● Aim: Examine the records and identify each line that includes the string "Seine". Copy those lines.

※ ※ ※

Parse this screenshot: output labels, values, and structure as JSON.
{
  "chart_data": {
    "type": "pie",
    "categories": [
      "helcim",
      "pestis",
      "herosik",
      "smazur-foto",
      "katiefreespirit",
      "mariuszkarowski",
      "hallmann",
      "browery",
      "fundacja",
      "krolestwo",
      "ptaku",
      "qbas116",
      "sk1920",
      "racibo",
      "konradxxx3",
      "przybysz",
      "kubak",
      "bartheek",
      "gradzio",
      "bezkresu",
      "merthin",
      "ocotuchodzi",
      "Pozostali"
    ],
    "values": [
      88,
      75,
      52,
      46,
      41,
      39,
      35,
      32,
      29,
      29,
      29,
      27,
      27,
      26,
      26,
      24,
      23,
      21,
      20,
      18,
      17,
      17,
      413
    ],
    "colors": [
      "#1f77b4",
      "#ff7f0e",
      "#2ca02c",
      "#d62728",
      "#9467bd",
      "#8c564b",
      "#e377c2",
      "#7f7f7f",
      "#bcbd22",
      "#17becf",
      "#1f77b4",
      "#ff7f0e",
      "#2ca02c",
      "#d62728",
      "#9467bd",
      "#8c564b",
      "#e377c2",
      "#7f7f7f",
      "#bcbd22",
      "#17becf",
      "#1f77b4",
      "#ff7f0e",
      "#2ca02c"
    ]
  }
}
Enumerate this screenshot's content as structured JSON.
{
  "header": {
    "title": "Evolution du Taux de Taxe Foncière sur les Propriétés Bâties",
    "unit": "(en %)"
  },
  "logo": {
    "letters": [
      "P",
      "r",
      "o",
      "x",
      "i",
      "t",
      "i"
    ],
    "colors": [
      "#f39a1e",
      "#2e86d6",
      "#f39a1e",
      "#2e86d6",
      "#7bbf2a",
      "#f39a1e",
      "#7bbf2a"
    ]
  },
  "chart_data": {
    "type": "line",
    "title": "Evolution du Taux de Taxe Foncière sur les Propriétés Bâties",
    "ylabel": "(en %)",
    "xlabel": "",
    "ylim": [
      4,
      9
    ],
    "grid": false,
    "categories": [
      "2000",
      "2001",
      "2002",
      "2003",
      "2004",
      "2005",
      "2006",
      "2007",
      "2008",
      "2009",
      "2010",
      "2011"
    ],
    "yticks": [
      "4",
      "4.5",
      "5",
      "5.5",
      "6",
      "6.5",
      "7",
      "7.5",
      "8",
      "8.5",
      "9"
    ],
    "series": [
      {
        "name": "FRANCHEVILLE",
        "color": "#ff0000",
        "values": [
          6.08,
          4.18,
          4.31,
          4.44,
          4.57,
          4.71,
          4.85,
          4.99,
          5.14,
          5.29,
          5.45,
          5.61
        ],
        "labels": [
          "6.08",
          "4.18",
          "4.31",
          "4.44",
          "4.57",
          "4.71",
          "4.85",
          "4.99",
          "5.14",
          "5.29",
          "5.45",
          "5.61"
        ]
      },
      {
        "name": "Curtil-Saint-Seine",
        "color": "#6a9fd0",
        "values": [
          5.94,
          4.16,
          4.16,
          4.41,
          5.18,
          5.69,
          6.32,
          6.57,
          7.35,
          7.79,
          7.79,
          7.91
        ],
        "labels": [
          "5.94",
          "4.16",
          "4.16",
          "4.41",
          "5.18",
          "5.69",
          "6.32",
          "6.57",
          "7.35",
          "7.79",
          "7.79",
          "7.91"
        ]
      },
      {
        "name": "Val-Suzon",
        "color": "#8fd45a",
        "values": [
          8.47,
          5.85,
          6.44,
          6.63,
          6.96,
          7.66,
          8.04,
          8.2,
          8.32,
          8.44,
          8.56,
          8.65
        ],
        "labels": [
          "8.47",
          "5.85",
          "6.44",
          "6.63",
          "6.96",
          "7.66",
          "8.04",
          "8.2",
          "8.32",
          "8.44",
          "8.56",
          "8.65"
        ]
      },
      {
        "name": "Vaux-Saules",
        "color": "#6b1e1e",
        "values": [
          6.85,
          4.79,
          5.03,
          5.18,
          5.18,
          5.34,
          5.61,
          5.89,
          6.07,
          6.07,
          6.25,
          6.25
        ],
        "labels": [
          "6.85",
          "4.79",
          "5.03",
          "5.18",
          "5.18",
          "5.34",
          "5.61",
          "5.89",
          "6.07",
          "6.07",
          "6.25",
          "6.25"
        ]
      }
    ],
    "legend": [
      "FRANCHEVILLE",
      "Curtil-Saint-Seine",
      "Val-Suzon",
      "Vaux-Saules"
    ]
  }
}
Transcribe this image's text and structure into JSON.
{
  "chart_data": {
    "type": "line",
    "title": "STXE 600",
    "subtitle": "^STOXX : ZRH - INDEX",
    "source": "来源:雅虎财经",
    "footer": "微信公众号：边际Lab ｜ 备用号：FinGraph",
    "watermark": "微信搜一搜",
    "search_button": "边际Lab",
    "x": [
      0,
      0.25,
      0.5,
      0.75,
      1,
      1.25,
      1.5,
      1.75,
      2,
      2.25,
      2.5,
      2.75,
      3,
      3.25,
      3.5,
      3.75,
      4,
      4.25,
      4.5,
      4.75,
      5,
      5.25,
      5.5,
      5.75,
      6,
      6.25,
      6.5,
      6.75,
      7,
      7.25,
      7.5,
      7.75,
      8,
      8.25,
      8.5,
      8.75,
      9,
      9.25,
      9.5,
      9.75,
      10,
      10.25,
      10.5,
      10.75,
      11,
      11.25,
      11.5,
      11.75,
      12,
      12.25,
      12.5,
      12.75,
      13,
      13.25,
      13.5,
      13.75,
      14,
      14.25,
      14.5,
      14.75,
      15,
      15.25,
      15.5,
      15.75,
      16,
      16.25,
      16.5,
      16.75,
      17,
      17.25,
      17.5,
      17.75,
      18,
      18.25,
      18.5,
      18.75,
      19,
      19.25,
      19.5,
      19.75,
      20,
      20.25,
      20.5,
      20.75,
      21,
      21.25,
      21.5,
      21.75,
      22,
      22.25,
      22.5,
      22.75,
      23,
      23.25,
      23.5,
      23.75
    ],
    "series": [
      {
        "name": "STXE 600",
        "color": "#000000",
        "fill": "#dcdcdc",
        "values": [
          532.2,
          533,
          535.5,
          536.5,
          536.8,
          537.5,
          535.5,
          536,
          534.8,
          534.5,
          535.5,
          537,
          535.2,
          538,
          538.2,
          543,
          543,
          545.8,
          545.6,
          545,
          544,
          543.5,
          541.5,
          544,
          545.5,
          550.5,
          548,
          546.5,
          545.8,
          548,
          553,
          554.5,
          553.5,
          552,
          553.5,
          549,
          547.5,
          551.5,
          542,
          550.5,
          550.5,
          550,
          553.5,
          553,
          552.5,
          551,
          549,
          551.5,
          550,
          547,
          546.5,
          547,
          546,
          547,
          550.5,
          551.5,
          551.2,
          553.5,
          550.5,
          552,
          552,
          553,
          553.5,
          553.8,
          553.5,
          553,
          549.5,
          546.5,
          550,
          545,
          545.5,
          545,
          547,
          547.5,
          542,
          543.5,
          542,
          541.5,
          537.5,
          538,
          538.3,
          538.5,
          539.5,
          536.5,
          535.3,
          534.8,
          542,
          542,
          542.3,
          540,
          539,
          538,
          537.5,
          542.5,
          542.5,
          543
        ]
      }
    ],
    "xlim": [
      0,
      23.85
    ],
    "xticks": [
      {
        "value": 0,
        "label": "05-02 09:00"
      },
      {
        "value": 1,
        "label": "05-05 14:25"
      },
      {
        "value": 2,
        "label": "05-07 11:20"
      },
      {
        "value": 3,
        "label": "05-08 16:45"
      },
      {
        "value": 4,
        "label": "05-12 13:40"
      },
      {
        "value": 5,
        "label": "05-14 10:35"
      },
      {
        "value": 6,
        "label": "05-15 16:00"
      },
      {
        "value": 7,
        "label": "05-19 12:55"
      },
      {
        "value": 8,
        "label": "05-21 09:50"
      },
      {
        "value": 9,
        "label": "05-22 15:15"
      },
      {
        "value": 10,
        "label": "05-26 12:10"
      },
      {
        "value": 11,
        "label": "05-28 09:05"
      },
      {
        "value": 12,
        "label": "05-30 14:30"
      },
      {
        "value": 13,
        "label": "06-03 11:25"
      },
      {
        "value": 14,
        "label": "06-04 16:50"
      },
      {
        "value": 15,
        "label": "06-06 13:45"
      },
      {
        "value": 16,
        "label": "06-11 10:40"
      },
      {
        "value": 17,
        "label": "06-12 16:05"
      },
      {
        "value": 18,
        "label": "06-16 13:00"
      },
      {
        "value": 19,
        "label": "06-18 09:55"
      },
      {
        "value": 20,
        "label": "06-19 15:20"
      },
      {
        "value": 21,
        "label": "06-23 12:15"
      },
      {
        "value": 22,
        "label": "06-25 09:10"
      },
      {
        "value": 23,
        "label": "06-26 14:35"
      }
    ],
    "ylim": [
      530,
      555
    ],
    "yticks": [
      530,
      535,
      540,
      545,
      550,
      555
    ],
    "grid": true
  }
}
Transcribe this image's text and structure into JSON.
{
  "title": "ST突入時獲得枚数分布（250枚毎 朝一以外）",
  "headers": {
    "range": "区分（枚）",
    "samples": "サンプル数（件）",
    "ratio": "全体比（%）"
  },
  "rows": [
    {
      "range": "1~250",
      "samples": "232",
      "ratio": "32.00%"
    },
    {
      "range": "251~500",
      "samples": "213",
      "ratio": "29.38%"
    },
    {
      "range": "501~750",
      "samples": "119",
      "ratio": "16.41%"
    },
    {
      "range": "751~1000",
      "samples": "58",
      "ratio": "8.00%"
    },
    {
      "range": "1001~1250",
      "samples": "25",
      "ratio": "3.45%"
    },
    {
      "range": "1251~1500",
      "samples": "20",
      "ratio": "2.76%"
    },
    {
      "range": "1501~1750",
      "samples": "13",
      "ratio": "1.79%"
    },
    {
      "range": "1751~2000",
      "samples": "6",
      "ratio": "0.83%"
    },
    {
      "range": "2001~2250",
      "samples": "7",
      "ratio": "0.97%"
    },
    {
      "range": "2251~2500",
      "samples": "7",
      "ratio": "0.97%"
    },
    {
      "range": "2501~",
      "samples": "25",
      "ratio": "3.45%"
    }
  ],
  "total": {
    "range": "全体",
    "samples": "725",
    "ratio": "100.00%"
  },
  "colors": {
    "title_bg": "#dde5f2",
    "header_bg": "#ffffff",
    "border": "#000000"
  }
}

※ ※ ※

● Exercise answer:
        "name": "Curtil-Saint-Seine",
      "Curtil-Saint-Seine",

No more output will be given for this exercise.